TEKS KUTIPAN =
★ ★ ★ ★ ★ ★ ★
Beliau menjawab, “Tengah
malam dan akhir shalat
fardhu.” (HR. At Tirmidzi dan
dihasankan Al Albani). Yang
dimaksud “akhir shalat fardlu”
adalah setelah tasyahud sebelum
salam.
• Satu waktu di hari jum’at
setelah ‘Ashar, berdasarkan
hadits, “Hari jum’at itu ada 12
jam. Di antaranya ada satu
waktu yang jika seorang muslim
memohon kebaikan kepada Allah
pada waktu tersebut pasti Allah
beri. Cari waktu itu di akhir hari
setelah ashar.” (HR. Abu Daud
dan dishahihkan Al Hakim
dengan disetujui Ad Dzahabi)
Demikian sekelumit penjelasan
tentang kesempatan yang baik
untuk berdo’a. Masih terlalu
banyak keterangan tentang
waktu dan tempat yang
mustajab untuk berdo’a yang
tidak bisa dipaparkan pada
kesempatan ini.
★ ★ ★ ★ ★ ★ ★
CUPLIKAN ENTRI =
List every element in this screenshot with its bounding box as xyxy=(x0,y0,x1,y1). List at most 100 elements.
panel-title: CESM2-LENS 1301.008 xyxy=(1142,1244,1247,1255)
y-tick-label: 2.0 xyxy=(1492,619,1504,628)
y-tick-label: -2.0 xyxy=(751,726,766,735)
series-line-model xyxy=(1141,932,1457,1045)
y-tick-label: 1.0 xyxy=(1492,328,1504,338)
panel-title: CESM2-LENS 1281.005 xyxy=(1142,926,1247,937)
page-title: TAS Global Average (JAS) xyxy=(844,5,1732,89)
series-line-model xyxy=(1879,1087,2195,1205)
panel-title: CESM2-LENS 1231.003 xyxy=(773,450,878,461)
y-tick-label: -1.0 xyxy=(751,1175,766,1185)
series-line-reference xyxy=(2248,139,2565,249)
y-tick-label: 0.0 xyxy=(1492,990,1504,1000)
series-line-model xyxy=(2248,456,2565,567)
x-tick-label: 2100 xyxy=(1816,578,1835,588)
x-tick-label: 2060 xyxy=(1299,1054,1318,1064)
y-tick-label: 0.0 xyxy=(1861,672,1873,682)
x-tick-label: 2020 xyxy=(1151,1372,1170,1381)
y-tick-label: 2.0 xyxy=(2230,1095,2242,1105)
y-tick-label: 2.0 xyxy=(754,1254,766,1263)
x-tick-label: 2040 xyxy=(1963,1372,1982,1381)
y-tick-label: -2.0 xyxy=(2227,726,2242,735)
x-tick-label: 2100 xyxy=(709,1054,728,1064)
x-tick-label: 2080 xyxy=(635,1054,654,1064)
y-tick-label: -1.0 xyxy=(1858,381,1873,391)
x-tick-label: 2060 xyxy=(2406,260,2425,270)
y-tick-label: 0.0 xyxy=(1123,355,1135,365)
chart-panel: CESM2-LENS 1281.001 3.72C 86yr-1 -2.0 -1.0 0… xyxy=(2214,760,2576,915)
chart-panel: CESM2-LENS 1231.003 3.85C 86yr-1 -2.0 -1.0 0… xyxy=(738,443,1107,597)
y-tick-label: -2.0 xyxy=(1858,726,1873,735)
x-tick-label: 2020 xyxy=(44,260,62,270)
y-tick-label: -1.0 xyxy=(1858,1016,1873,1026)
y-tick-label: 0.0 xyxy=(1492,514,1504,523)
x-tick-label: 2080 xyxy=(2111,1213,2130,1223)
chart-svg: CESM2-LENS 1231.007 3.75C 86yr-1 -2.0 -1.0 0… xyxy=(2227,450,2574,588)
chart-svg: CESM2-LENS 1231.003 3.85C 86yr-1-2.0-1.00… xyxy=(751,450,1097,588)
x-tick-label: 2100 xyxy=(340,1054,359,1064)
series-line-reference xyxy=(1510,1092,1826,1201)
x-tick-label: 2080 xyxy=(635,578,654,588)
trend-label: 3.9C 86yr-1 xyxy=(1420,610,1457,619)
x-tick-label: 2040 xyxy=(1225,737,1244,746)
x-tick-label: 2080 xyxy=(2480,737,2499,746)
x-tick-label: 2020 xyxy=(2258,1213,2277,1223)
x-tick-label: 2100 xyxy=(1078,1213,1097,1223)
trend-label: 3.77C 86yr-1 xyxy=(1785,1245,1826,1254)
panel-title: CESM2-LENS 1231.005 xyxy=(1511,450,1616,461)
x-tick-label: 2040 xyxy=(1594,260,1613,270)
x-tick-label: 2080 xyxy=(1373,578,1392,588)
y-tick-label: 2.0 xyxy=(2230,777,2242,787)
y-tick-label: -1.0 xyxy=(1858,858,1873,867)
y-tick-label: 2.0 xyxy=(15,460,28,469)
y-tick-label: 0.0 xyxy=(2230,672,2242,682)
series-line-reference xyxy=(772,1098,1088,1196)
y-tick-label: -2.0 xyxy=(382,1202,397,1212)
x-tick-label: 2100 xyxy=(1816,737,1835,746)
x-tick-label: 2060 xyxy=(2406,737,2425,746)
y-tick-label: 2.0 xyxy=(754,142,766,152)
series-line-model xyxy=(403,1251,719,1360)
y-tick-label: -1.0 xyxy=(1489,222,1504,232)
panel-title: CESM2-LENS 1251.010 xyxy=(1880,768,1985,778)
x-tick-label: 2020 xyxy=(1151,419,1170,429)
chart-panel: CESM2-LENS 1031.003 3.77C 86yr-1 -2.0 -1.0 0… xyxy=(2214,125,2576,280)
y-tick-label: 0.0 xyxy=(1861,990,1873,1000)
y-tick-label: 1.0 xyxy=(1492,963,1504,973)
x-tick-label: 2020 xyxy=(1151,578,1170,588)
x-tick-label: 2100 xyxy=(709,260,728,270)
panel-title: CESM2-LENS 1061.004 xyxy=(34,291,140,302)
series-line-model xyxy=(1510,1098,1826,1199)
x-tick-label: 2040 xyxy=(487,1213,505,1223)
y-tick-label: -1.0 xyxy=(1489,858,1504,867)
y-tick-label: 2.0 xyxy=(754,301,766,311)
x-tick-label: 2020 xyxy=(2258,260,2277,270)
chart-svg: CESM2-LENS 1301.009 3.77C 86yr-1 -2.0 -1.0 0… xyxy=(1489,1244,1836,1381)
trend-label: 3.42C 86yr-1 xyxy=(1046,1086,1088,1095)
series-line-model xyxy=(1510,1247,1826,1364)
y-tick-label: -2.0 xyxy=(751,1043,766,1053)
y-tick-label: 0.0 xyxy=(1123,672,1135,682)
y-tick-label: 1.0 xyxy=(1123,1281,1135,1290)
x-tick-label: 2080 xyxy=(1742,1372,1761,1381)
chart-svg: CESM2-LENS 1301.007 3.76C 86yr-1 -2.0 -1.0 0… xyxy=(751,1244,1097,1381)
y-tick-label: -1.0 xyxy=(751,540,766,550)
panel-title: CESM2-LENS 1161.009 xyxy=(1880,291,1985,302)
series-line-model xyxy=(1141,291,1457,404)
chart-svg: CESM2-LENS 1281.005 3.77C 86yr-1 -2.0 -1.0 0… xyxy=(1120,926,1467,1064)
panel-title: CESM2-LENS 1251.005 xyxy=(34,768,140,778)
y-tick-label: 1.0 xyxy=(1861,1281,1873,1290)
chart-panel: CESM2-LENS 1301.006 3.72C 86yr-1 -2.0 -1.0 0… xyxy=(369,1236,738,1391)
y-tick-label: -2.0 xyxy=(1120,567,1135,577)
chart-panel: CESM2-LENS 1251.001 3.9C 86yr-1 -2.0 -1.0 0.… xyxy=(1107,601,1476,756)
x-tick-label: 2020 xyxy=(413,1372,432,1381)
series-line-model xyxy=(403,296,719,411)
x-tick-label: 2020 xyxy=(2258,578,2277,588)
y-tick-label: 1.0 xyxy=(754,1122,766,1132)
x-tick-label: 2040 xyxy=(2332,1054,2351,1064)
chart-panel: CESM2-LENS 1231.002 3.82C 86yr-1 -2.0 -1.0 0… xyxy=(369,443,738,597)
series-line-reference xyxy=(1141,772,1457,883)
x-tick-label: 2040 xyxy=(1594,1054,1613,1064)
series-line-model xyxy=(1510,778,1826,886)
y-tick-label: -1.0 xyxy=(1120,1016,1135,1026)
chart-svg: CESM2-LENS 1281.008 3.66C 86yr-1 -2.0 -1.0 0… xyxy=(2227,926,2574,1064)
★ ★ ★ ★ ★ ★ ★
PETUNJUK TUGAS = Tolong ketik ulang semua isi teks tentang waktu berdoa, mulai dari "Demikian sekelumit penjelasan" hingga "kesempatan ini.", tanpa mengubah satu huruf pun.

HASIL TUGAS =
Demikian sekelumit penjelasan
tentang kesempatan yang baik
untuk berdo’a. Masih terlalu
banyak keterangan tentang
waktu dan tempat yang
mustajab untuk berdo’a yang
tidak bisa dipaparkan pada
kesempatan ini.